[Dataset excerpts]
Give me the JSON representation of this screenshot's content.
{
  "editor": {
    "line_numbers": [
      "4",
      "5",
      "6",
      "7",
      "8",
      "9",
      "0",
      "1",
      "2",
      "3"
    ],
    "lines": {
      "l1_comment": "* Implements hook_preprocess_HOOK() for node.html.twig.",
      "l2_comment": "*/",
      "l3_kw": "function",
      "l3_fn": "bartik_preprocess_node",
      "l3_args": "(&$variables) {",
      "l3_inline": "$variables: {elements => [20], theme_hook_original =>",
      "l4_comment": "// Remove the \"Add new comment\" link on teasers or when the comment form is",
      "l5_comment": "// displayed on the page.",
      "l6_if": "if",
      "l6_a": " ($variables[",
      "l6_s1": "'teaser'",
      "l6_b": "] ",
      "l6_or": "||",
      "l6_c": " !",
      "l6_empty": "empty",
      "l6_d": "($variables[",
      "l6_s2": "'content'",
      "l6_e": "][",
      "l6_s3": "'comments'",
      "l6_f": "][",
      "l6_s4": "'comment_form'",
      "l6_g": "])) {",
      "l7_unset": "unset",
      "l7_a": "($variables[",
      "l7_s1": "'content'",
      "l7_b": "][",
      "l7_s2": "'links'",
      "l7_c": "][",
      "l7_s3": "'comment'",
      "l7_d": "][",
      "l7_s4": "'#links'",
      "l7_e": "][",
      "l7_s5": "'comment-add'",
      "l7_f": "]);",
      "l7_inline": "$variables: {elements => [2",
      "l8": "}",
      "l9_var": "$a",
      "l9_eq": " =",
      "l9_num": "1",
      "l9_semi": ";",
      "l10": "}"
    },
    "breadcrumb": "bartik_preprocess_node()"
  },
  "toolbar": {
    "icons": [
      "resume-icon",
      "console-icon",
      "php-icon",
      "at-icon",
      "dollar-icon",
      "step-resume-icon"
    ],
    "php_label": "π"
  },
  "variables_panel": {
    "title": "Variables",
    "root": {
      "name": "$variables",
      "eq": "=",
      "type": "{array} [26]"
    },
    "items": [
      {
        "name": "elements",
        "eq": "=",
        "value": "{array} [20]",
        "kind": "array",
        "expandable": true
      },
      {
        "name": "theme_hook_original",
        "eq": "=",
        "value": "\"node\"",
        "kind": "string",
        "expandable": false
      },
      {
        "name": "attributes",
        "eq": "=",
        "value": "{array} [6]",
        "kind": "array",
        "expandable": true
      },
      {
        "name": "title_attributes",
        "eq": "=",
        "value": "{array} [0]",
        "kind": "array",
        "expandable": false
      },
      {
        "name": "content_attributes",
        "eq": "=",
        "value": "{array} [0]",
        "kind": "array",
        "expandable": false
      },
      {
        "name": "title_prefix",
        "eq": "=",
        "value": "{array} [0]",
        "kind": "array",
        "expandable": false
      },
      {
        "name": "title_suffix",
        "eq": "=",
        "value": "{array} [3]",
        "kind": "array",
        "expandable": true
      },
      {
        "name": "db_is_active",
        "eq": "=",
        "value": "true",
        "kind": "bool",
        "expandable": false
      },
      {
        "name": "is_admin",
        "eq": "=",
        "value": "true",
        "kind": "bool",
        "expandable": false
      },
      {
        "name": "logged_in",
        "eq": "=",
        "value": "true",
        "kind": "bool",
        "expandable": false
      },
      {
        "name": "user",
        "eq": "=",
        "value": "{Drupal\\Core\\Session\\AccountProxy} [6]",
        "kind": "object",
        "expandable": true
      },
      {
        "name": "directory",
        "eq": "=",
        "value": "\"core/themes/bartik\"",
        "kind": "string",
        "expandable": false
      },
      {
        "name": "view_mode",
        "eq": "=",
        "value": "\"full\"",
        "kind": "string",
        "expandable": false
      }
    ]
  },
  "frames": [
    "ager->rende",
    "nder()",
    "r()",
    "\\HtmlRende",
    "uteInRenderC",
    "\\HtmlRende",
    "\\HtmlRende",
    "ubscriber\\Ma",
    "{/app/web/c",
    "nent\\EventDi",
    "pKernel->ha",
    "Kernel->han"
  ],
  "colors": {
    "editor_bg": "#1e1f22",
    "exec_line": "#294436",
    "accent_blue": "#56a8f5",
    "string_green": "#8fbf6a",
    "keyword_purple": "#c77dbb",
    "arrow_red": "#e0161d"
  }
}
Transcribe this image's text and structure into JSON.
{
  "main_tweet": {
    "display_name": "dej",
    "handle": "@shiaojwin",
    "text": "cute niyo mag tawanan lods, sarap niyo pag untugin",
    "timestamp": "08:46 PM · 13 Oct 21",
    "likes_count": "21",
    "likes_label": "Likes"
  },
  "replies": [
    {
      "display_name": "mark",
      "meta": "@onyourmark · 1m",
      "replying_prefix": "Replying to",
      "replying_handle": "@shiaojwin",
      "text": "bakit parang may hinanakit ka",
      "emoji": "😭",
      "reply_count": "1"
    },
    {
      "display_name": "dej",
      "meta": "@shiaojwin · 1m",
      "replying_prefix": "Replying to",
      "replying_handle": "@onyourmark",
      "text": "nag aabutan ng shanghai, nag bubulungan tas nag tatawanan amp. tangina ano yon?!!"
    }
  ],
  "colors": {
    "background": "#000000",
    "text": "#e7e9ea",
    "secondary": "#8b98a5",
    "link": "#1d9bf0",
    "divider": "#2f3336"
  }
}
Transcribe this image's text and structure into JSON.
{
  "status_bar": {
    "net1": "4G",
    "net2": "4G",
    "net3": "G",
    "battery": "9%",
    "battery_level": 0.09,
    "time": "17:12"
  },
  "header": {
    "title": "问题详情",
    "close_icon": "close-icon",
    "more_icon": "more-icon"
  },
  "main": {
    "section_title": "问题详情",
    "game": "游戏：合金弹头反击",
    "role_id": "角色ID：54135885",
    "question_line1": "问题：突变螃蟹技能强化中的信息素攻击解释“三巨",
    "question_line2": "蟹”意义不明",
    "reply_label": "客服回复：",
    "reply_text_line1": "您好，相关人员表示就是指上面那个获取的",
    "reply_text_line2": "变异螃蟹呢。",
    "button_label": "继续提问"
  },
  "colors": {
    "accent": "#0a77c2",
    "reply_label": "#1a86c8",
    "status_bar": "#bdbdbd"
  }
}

▶ **The exercise**: Give back the data above exactly as it appears.

▶ **Finished task**:
Give me the JSON representation of this screenshot's content.
{
  "editor": {
    "line_numbers": [
      "4",
      "5",
      "6",
      "7",
      "8",
      "9",
      "0",
      "1",
      "2",
      "3"
    ],
    "lines": {
      "l1_comment": "* Implements hook_preprocess_HOOK() for node.html.twig.",
      "l2_comment": "*/",
      "l3_kw": "function",
      "l3_fn": "bartik_preprocess_node",
      "l3_args": "(&$variables) {",
      "l3_inline": "$variables: {elements => [20], theme_hook_original =>",
      "l4_comment": "// Remove the \"Add new comment\" link on teasers or when the comment form is",
      "l5_comment": "// displayed on the page.",
      "l6_if": "if",
      "l6_a": " ($variables[",
      "l6_s1": "'teaser'",
      "l6_b": "] ",
      "l6_or": "||",
      "l6_c": " !",
      "l6_empty": "empty",
      "l6_d": "($variables[",
      "l6_s2": "'content'",
      "l6_e": "][",
      "l6_s3": "'comments'",
      "l6_f": "][",
      "l6_s4": "'comment_form'",
      "l6_g": "])) {",
      "l7_unset": "unset",
      "l7_a": "($variables[",
      "l7_s1": "'content'",
      "l7_b": "][",
      "l7_s2": "'links'",
      "l7_c": "][",
      "l7_s3": "'comment'",
      "l7_d": "][",
      "l7_s4": "'#links'",
      "l7_e": "][",
      "l7_s5": "'comment-add'",
      "l7_f": "]);",
      "l7_inline": "$variables: {elements => [2",
      "l8": "}",
      "l9_var": "$a",
      "l9_eq": " =",
      "l9_num": "1",
      "l9_semi": ";",
      "l10": "}"
    },
    "breadcrumb": "bartik_preprocess_node()"
  },
  "toolbar": {
    "icons": [
      "resume-icon",
      "console-icon",
      "php-icon",
      "at-icon",
      "dollar-icon",
      "step-resume-icon"
    ],
    "php_label": "π"
  },
  "variables_panel": {
    "title": "Variables",
    "root": {
      "name": "$variables",
      "eq": "=",
      "type": "{array} [26]"
    },
    "items": [
      {
        "name": "elements",
        "eq": "=",
        "value": "{array} [20]",
        "kind": "array",
        "expandable": true
      },
      {
        "name": "theme_hook_original",
        "eq": "=",
        "value": "\"node\"",
        "kind": "string",
        "expandable": false
      },
      {
        "name": "attributes",
        "eq": "=",
        "value": "{array} [6]",
        "kind": "array",
        "expandable": true
      },
      {
        "name": "title_attributes",
        "eq": "=",
        "value": "{array} [0]",
        "kind": "array",
        "expandable": false
      },
      {
        "name": "content_attributes",
        "eq": "=",
        "value": "{array} [0]",
        "kind": "array",
        "expandable": false
      },
      {
        "name": "title_prefix",
        "eq": "=",
        "value": "{array} [0]",
        "kind": "array",
        "expandable": false
      },
      {
        "name": "title_suffix",
        "eq": "=",
        "value": "{array} [3]",
        "kind": "array",
        "expandable": true
      },
      {
        "name": "db_is_active",
        "eq": "=",
        "value": "true",
        "kind": "bool",
        "expandable": false
      },
      {
        "name": "is_admin",
        "eq": "=",
        "value": "true",
        "kind": "bool",
        "expandable": false
      },
      {
        "name": "logged_in",
        "eq": "=",
        "value": "true",
        "kind": "bool",
        "expandable": false
      },
      {
        "name": "user",
        "eq": "=",
        "value": "{Drupal\\Core\\Session\\AccountProxy} [6]",
        "kind": "object",
        "expandable": true
      },
      {
        "name": "directory",
        "eq": "=",
        "value": "\"core/themes/bartik\"",
        "kind": "string",
        "expandable": false
      },
      {
        "name": "view_mode",
        "eq": "=",
        "value": "\"full\"",
        "kind": "string",
        "expandable": false
      }
    ]
  },
  "frames": [
    "ager->rende",
    "nder()",
    "r()",
    "\\HtmlRende",
    "uteInRenderC",
    "\\HtmlRende",
    "\\HtmlRende",
    "ubscriber\\Ma",
    "{/app/web/c",
    "nent\\EventDi",
    "pKernel->ha",
    "Kernel->han"
  ],
  "colors": {
    "editor_bg": "#1e1f22",
    "exec_line": "#294436",
    "accent_blue": "#56a8f5",
    "string_green": "#8fbf6a",
    "keyword_purple": "#c77dbb",
    "arrow_red": "#e0161d"
  }
}
Transcribe this image's text and structure into JSON.
{
  "main_tweet": {
    "display_name": "dej",
    "handle": "@shiaojwin",
    "text": "cute niyo mag tawanan lods, sarap niyo pag untugin",
    "timestamp": "08:46 PM · 13 Oct 21",
    "likes_count": "21",
    "likes_label": "Likes"
  },
  "replies": [
    {
      "display_name": "mark",
      "meta": "@onyourmark · 1m",
      "replying_prefix": "Replying to",
      "replying_handle": "@shiaojwin",
      "text": "bakit parang may hinanakit ka",
      "emoji": "😭",
      "reply_count": "1"
    },
    {
      "display_name": "dej",
      "meta": "@shiaojwin · 1m",
      "replying_prefix": "Replying to",
      "replying_handle": "@onyourmark",
      "text": "nag aabutan ng shanghai, nag bubulungan tas nag tatawanan amp. tangina ano yon?!!"
    }
  ],
  "colors": {
    "background": "#000000",
    "text": "#e7e9ea",
    "secondary": "#8b98a5",
    "link": "#1d9bf0",
    "divider": "#2f3336"
  }
}
Transcribe this image's text and structure into JSON.
{
  "status_bar": {
    "net1": "4G",
    "net2": "4G",
    "net3": "G",
    "battery": "9%",
    "battery_level": 0.09,
    "time": "17:12"
  },
  "header": {
    "title": "问题详情",
    "close_icon": "close-icon",
    "more_icon": "more-icon"
  },
  "main": {
    "section_title": "问题详情",
    "game": "游戏：合金弹头反击",
    "role_id": "角色ID：54135885",
    "question_line1": "问题：突变螃蟹技能强化中的信息素攻击解释“三巨",
    "question_line2": "蟹”意义不明",
    "reply_label": "客服回复：",
    "reply_text_line1": "您好，相关人员表示就是指上面那个获取的",
    "reply_text_line2": "变异螃蟹呢。",
    "button_label": "继续提问"
  },
  "colors": {
    "accent": "#0a77c2",
    "reply_label": "#1a86c8",
    "status_bar": "#bdbdbd"
  }
}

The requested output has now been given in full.